[start]

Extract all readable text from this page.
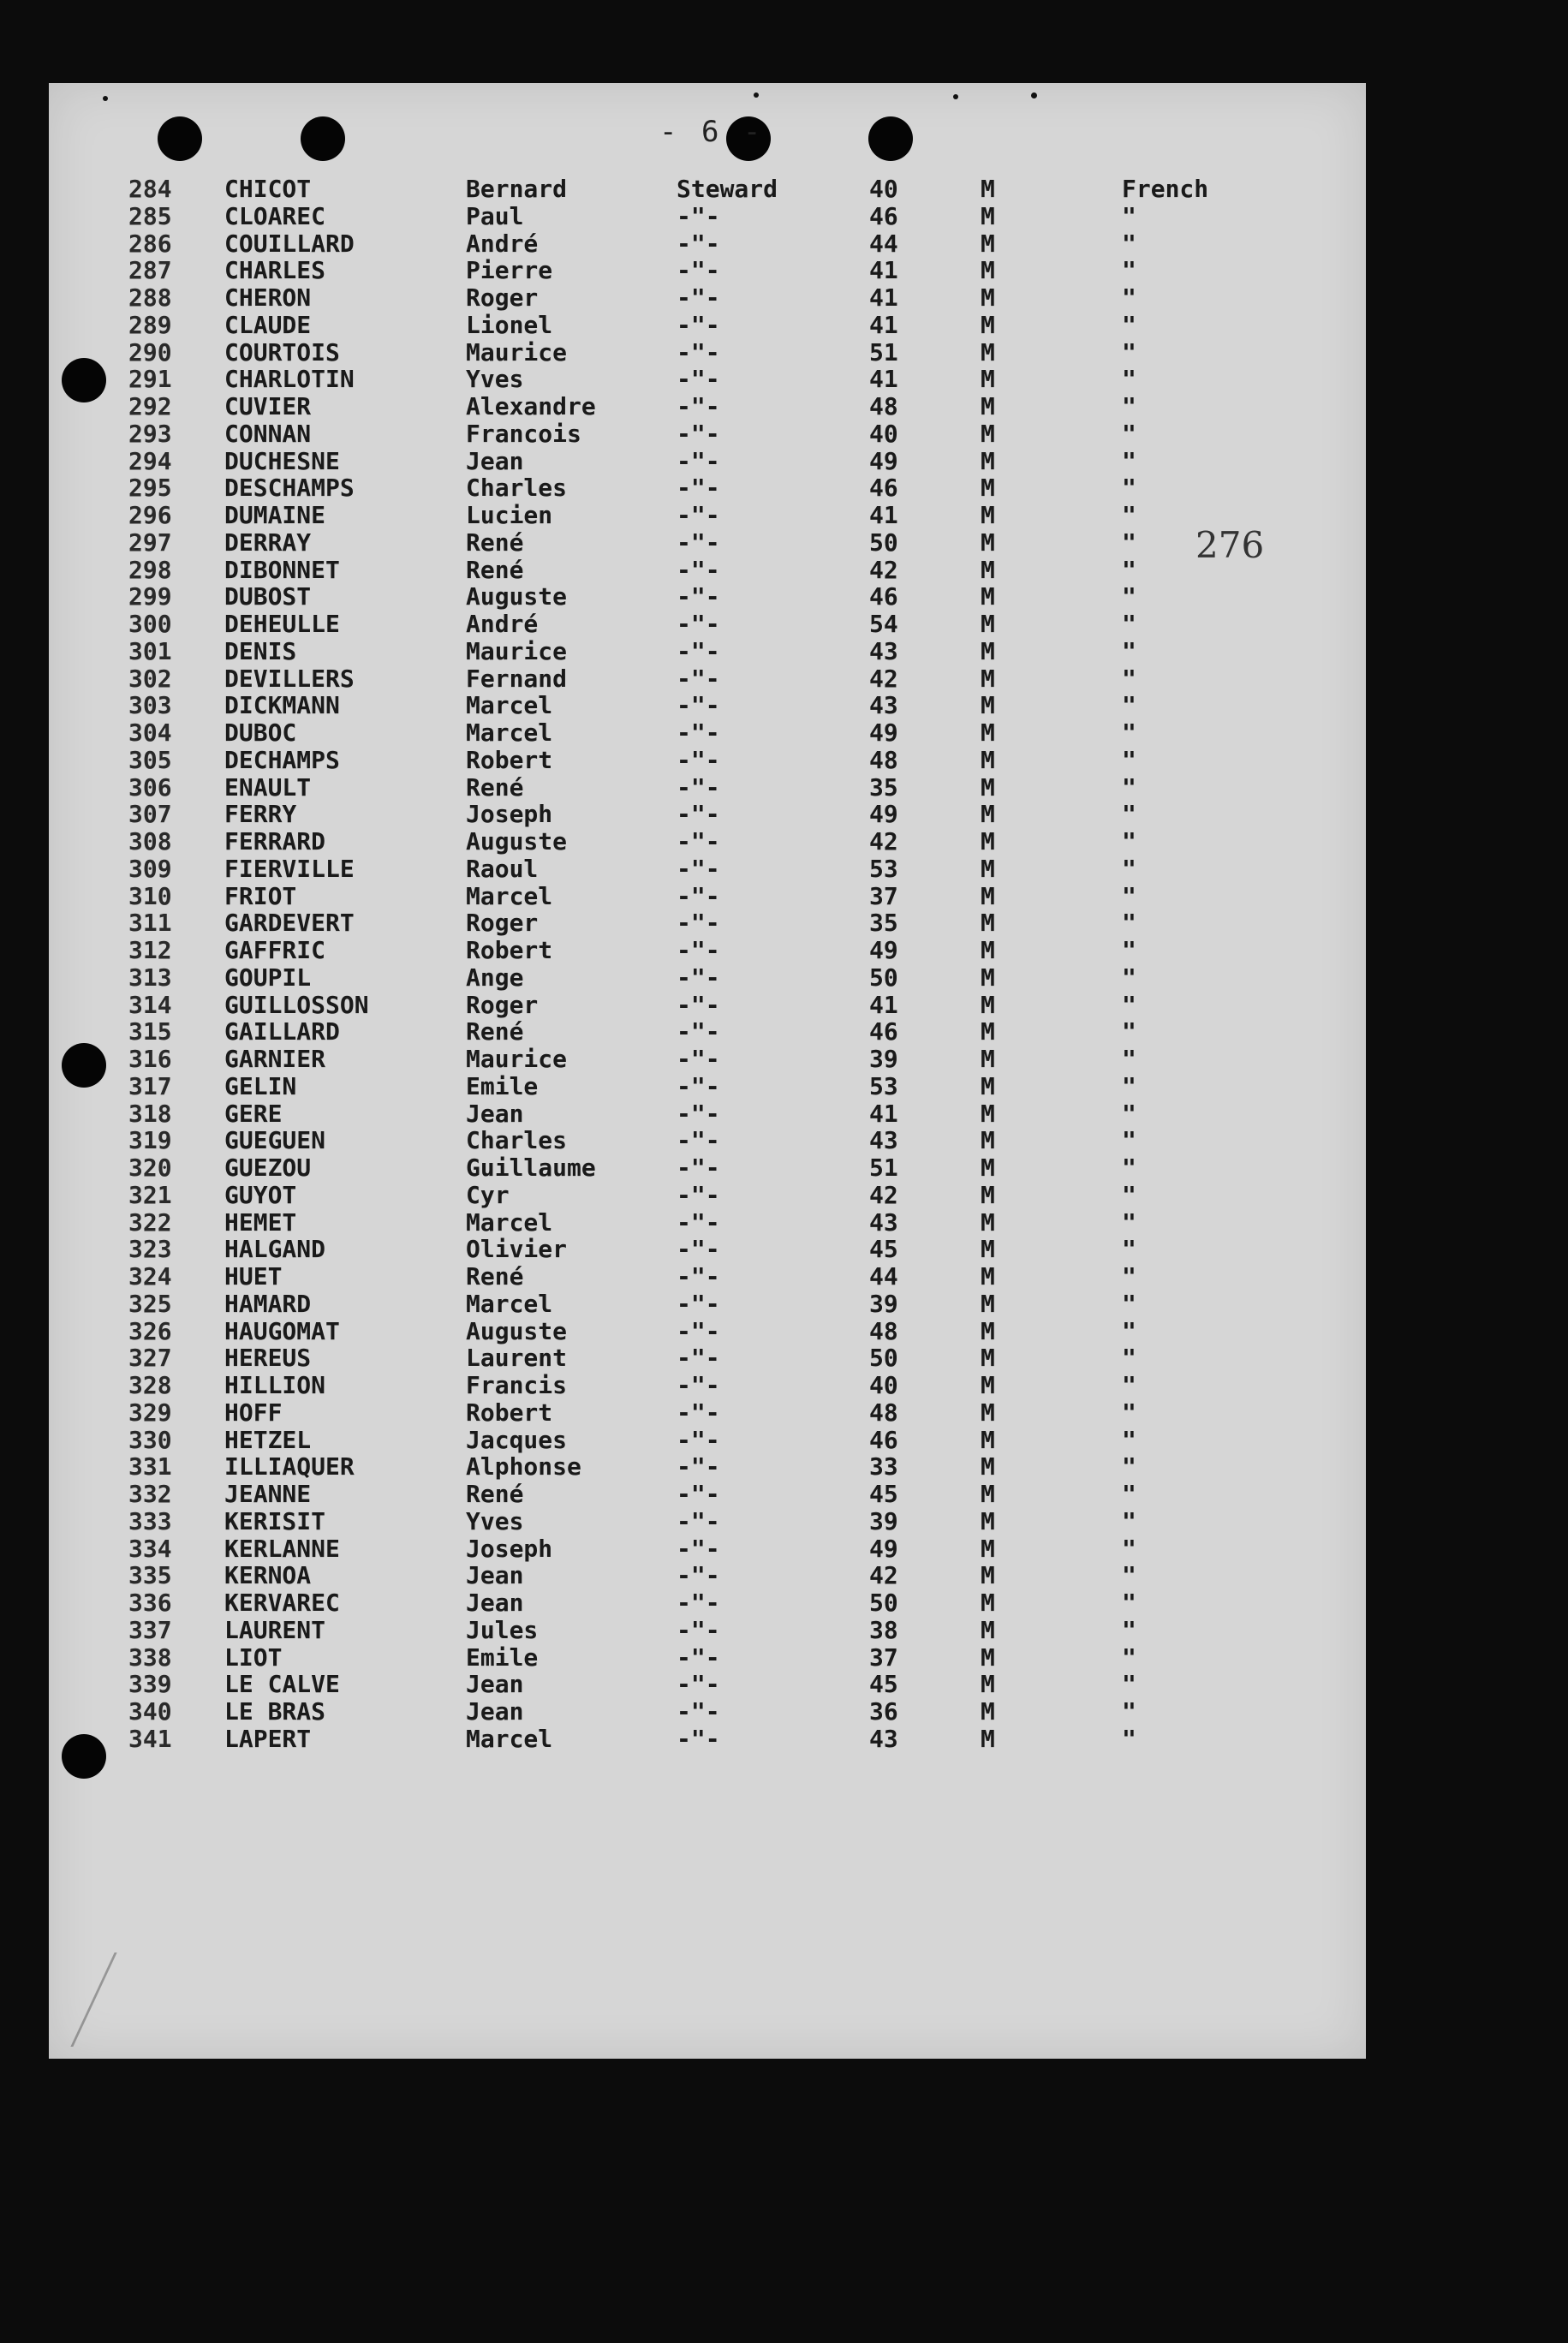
- 6 -
276
284 CHICOT	Bernard	Steward	40	M	French
285 CLOAREC	Paul	-"-	46	M	"
286 COUILLARD	André	-"-	44	M	"
287 CHARLES	Pierre	-"-	41	M	"
288 CHERON	Roger	-"-	41	M	"
289 CLAUDE	Lionel	-"-	41	M	"
290 COURTOIS	Maurice	-"-	51	M	"
291 CHARLOTIN	Yves	-"-	41	M	"
292 CUVIER	Alexandre	-"-	48	M	"
293 CONNAN	Francois	-"-	40	M	"
294 DUCHESNE	Jean	-"-	49	M	"
295 DESCHAMPS	Charles	-"-	46	M	"
296 DUMAINE	Lucien	-"-	41	M	"
297 DERRAY	René	-"-	50	M	"
298 DIBONNET	René	-"-	42	M	"
299 DUBOST	Auguste	-"-	46	M	"
300 DEHEULLE	André	-"-	54	M	"
301 DENIS	Maurice	-"-	43	M	"
302 DEVILLERS	Fernand	-"-	42	M	"
303 DICKMANN	Marcel	-"-	43	M	"
304 DUBOC	Marcel	-"-	49	M	"
305 DECHAMPS	Robert	-"-	48	M	"
306 ENAULT	René	-"-	35	M	"
307 FERRY	Joseph	-"-	49	M	"
308 FERRARD	Auguste	-"-	42	M	"
309 FIERVILLE	Raoul	-"-	53	M	"
310 FRIOT	Marcel	-"-	37	M	"
311 GARDEVERT	Roger	-"-	35	M	"
312 GAFFRIC	Robert	-"-	49	M	"
313 GOUPIL	Ange	-"-	50	M	"
314 GUILLOSSON	Roger	-"-	41	M	"
315 GAILLARD	René	-"-	46	M	"
316 GARNIER	Maurice	-"-	39	M	"
317 GELIN	Emile	-"-	53	M	"
318 GERE	Jean	-"-	41	M	"
319 GUEGUEN	Charles	-"-	43	M	"
320 GUEZOU	Guillaume	-"-	51	M	"
321 GUYOT	Cyr	-"-	42	M	"
322 HEMET	Marcel	-"-	43	M	"
323 HALGAND	Olivier	-"-	45	M	"
324 HUET	René	-"-	44	M	"
325 HAMARD	Marcel	-"-	39	M	"
326 HAUGOMAT	Auguste	-"-	48	M	"
327 HEREUS	Laurent	-"-	50	M	"
328 HILLION	Francis	-"-	40	M	"
329 HOFF	Robert	-"-	48	M	"
330 HETZEL	Jacques	-"-	46	M	"
331 ILLIAQUER	Alphonse	-"-	33	M	"
332 JEANNE	René	-"-	45	M	"
333 KERISIT	Yves	-"-	39	M	"
334 KERLANNE	Joseph	-"-	49	M	"
335 KERNOA	Jean	-"-	42	M	"
336 KERVAREC	Jean	-"-	50	M	"
337 LAURENT	Jules	-"-	38	M	"
338 LIOT	Emile	-"-	37	M	"
339 LE CALVE	Jean	-"-	45	M	"
340 LE BRAS	Jean	-"-	36	M	"
341 LAPERT	Marcel	-"-	43	M	"
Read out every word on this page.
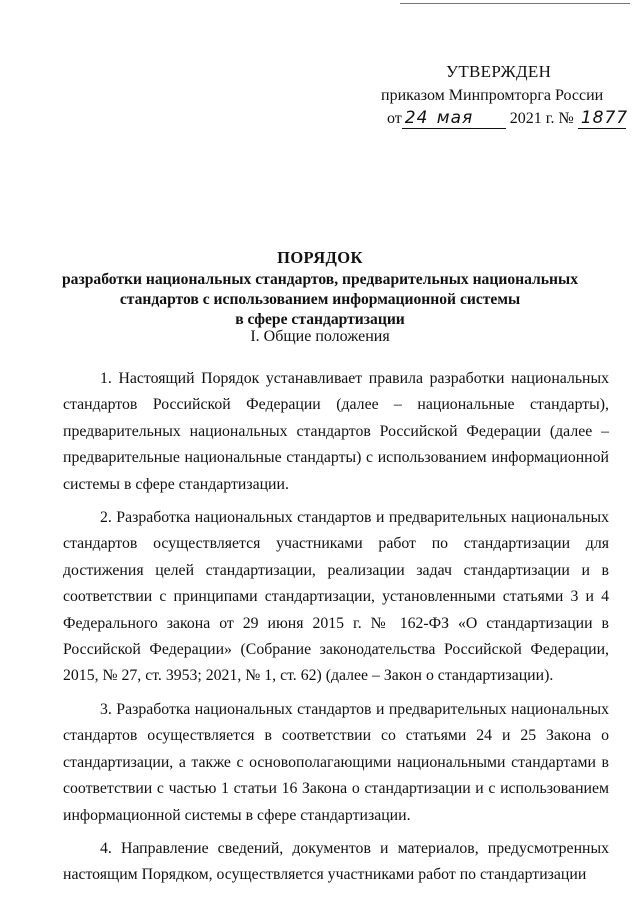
УТВЕРЖДЕН
приказом Минпромторга России
от 24 мая 2021 г. № 1877
ПОРЯДОК
разработки национальных стандартов, предварительных национальных
стандартов с использованием информационной системы
в сфере стандартизации
I. Общие положения

1. Настоящий Порядок устанавливает правила разработки национальных стандартов Российской Федерации (далее – национальные стандарты), предварительных национальных стандартов Российской Федерации (далее – предварительные национальные стандарты) с использованием информационной системы в сфере стандартизации.

2. Разработка национальных стандартов и предварительных национальных стандартов осуществляется участниками работ по стандартизации для достижения целей стандартизации, реализации задач стандартизации и в соответствии с принципами стандартизации, установленными статьями 3 и 4 Федерального закона от 29 июня 2015 г. № 162-ФЗ «О стандартизации в Российской Федерации» (Собрание законодательства Российской Федерации, 2015, № 27, ст. 3953; 2021, № 1, ст. 62) (далее – Закон о стандартизации).

3. Разработка национальных стандартов и предварительных национальных стандартов осуществляется в соответствии со статьями 24 и 25 Закона о стандартизации, а также с основополагающими национальными стандартами в соответствии с частью 1 статьи 16 Закона о стандартизации и с использованием информационной системы в сфере стандартизации.

4. Направление сведений, документов и материалов, предусмотренных настоящим Порядком, осуществляется участниками работ по стандартизации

[end]

* [Problem requirements]:
Transcribe the material exactly, keeping every word and none of the pictures.

* [Written response]:
Extract all readable text from this page.
- 6 -
276
284 CHICOT	Bernard	Steward	40	M	French
285 CLOAREC	Paul	-"-	46	M	"
286 COUILLARD	André	-"-	44	M	"
287 CHARLES	Pierre	-"-	41	M	"
288 CHERON	Roger	-"-	41	M	"
289 CLAUDE	Lionel	-"-	41	M	"
290 COURTOIS	Maurice	-"-	51	M	"
291 CHARLOTIN	Yves	-"-	41	M	"
292 CUVIER	Alexandre	-"-	48	M	"
293 CONNAN	Francois	-"-	40	M	"
294 DUCHESNE	Jean	-"-	49	M	"
295 DESCHAMPS	Charles	-"-	46	M	"
296 DUMAINE	Lucien	-"-	41	M	"
297 DERRAY	René	-"-	50	M	"
298 DIBONNET	René	-"-	42	M	"
299 DUBOST	Auguste	-"-	46	M	"
300 DEHEULLE	André	-"-	54	M	"
301 DENIS	Maurice	-"-	43	M	"
302 DEVILLERS	Fernand	-"-	42	M	"
303 DICKMANN	Marcel	-"-	43	M	"
304 DUBOC	Marcel	-"-	49	M	"
305 DECHAMPS	Robert	-"-	48	M	"
306 ENAULT	René	-"-	35	M	"
307 FERRY	Joseph	-"-	49	M	"
308 FERRARD	Auguste	-"-	42	M	"
309 FIERVILLE	Raoul	-"-	53	M	"
310 FRIOT	Marcel	-"-	37	M	"
311 GARDEVERT	Roger	-"-	35	M	"
312 GAFFRIC	Robert	-"-	49	M	"
313 GOUPIL	Ange	-"-	50	M	"
314 GUILLOSSON	Roger	-"-	41	M	"
315 GAILLARD	René	-"-	46	M	"
316 GARNIER	Maurice	-"-	39	M	"
317 GELIN	Emile	-"-	53	M	"
318 GERE	Jean	-"-	41	M	"
319 GUEGUEN	Charles	-"-	43	M	"
320 GUEZOU	Guillaume	-"-	51	M	"
321 GUYOT	Cyr	-"-	42	M	"
322 HEMET	Marcel	-"-	43	M	"
323 HALGAND	Olivier	-"-	45	M	"
324 HUET	René	-"-	44	M	"
325 HAMARD	Marcel	-"-	39	M	"
326 HAUGOMAT	Auguste	-"-	48	M	"
327 HEREUS	Laurent	-"-	50	M	"
328 HILLION	Francis	-"-	40	M	"
329 HOFF	Robert	-"-	48	M	"
330 HETZEL	Jacques	-"-	46	M	"
331 ILLIAQUER	Alphonse	-"-	33	M	"
332 JEANNE	René	-"-	45	M	"
333 KERISIT	Yves	-"-	39	M	"
334 KERLANNE	Joseph	-"-	49	M	"
335 KERNOA	Jean	-"-	42	M	"
336 KERVAREC	Jean	-"-	50	M	"
337 LAURENT	Jules	-"-	38	M	"
338 LIOT	Emile	-"-	37	M	"
339 LE CALVE	Jean	-"-	45	M	"
340 LE BRAS	Jean	-"-	36	M	"
341 LAPERT	Marcel	-"-	43	M	"
Read out every word on this page.
УТВЕРЖДЕН
приказом Минпромторга России
от 24 мая 2021 г. № 1877
ПОРЯДОК
разработки национальных стандартов, предварительных национальных
стандартов с использованием информационной системы
в сфере стандартизации
I. Общие положения

1. Настоящий Порядок устанавливает правила разработки национальных стандартов Российской Федерации (далее – национальные стандарты), предварительных национальных стандартов Российской Федерации (далее – предварительные национальные стандарты) с использованием информационной системы в сфере стандартизации.

2. Разработка национальных стандартов и предварительных национальных стандартов осуществляется участниками работ по стандартизации для достижения целей стандартизации, реализации задач стандартизации и в соответствии с принципами стандартизации, установленными статьями 3 и 4 Федерального закона от 29 июня 2015 г. № 162-ФЗ «О стандартизации в Российской Федерации» (Собрание законодательства Российской Федерации, 2015, № 27, ст. 3953; 2021, № 1, ст. 62) (далее – Закон о стандартизации).

3. Разработка национальных стандартов и предварительных национальных стандартов осуществляется в соответствии со статьями 24 и 25 Закона о стандартизации, а также с основополагающими национальными стандартами в соответствии с частью 1 статьи 16 Закона о стандартизации и с использованием информационной системы в сфере стандартизации.

4. Направление сведений, документов и материалов, предусмотренных настоящим Порядком, осуществляется участниками работ по стандартизации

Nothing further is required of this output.